— START OF RECORDS SHOWN —

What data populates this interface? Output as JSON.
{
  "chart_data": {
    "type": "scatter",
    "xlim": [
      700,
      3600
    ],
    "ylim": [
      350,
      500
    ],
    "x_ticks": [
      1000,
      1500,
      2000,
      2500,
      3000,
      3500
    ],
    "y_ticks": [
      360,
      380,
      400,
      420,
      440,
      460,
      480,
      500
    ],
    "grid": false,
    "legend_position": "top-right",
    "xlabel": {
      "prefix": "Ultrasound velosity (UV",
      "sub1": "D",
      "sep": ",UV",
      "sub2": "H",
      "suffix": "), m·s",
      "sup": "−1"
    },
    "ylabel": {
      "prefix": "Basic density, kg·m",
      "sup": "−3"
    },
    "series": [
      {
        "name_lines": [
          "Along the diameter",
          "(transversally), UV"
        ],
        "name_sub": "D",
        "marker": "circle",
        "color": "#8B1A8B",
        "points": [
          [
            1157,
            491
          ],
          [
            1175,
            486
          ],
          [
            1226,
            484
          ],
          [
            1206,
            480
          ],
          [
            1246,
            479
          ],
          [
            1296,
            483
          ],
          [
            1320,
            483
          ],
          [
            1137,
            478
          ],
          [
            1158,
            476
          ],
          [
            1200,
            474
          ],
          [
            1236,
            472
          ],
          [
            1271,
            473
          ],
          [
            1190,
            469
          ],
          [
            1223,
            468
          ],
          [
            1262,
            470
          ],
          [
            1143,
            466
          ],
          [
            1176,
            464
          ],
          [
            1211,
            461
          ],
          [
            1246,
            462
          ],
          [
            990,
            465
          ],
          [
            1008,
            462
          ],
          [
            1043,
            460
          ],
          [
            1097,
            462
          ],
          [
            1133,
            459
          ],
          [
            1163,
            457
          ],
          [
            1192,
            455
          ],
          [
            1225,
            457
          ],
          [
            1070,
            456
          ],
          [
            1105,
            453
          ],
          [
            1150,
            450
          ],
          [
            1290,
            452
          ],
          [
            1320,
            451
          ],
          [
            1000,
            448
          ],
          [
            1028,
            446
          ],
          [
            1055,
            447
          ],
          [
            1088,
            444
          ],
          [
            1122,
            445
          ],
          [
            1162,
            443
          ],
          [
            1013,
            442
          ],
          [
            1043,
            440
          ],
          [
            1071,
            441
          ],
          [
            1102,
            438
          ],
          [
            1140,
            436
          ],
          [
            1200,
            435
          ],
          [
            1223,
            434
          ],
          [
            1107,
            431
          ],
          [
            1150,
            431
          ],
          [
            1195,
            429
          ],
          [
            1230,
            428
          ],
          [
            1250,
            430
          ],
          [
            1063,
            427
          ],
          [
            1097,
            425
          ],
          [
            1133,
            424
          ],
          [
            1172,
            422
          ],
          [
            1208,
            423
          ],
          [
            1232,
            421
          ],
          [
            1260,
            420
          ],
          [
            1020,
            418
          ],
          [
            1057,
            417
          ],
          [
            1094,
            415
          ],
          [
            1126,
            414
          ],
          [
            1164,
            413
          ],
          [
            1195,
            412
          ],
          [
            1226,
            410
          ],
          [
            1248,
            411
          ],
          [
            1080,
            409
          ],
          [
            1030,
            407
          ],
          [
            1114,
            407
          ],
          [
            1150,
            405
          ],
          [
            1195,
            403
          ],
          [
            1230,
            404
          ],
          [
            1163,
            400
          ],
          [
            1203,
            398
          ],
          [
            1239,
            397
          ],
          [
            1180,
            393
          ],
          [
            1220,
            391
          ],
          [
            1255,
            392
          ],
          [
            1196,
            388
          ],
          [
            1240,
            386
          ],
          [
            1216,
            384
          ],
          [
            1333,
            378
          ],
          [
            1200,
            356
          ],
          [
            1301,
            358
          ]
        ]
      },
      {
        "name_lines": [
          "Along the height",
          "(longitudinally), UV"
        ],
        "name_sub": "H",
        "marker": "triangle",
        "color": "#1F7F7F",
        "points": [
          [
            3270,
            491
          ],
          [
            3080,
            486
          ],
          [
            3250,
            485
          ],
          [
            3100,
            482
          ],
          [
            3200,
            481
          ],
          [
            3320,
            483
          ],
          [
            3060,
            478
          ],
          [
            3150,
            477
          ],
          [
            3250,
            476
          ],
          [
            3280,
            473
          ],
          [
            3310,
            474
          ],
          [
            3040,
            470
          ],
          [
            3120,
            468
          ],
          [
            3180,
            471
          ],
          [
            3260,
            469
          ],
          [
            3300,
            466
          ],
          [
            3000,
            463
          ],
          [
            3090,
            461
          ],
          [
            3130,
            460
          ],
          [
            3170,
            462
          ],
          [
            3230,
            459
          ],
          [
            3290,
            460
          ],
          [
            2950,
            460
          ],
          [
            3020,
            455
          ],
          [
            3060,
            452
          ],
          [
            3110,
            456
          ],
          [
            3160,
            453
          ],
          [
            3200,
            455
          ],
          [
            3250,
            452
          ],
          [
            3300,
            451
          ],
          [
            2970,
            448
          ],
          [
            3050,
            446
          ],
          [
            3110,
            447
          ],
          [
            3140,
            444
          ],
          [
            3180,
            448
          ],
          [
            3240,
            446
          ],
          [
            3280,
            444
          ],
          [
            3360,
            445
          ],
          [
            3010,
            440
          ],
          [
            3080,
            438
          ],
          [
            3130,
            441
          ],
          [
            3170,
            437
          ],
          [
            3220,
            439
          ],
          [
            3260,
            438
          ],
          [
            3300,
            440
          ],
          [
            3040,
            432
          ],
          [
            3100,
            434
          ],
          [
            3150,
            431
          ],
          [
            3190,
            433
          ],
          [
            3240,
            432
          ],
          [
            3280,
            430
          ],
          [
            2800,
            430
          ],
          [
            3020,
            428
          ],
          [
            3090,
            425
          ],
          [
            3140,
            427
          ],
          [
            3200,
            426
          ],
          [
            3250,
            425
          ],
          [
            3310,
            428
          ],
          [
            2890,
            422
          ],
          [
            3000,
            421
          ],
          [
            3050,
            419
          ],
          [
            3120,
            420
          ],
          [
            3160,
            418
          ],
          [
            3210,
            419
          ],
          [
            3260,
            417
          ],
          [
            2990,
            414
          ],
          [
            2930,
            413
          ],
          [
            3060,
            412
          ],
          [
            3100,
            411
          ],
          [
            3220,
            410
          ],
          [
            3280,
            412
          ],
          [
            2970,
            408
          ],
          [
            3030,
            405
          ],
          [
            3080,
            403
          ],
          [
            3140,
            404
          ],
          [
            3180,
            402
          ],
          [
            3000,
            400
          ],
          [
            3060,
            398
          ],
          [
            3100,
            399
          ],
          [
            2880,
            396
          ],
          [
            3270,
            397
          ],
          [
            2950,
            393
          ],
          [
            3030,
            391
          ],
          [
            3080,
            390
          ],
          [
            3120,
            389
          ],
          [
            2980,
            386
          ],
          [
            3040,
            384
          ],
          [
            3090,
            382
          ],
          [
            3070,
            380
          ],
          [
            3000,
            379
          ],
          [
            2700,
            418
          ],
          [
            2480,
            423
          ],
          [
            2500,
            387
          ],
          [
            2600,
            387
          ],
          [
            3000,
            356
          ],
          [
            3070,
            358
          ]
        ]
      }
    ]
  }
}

— END OF RECORDS SHOWN —

DO THIS: Your answer should be a single number: the count of lines in the data that include the word "Along".

TASK SOLUTION: 2